WRITTEN INSTRUCTION.
Wherever the word "hist" appears in a line, extract that line.

Some records:
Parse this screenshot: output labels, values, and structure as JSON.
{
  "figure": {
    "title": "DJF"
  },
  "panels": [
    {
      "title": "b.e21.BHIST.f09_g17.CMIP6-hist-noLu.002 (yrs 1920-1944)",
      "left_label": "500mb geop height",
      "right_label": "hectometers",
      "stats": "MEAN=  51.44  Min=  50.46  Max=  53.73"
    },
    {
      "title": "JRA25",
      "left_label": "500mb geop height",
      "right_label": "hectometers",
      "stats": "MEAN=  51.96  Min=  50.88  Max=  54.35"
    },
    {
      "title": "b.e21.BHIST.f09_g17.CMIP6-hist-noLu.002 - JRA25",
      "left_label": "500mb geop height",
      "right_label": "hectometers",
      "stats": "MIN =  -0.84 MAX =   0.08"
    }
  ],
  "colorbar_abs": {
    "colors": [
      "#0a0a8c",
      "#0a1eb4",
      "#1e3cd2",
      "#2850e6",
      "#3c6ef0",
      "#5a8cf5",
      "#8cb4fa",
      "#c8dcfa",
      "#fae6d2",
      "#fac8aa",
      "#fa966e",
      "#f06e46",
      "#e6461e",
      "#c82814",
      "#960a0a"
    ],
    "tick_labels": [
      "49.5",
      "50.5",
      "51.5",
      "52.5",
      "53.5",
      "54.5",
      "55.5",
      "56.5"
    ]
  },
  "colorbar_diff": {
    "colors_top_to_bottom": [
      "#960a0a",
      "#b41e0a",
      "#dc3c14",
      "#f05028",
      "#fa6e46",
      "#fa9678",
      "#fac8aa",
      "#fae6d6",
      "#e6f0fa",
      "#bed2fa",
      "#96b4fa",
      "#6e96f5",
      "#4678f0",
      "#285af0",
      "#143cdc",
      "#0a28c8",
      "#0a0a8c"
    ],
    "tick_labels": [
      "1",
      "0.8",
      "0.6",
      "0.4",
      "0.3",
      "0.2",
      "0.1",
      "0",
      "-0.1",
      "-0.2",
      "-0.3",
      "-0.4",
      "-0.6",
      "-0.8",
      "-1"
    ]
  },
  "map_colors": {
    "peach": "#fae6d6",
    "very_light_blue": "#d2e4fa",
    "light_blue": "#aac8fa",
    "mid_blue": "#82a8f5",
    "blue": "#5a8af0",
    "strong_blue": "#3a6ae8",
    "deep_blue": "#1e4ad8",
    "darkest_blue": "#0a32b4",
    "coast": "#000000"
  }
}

FULL RESPONSE.
      "title": "b.e21.BHIST.f09_g17.CMIP6-hist-noLu.002 (yrs 1920-1944)",
      "title": "b.e21.BHIST.f09_g17.CMIP6-hist-noLu.002 - JRA25",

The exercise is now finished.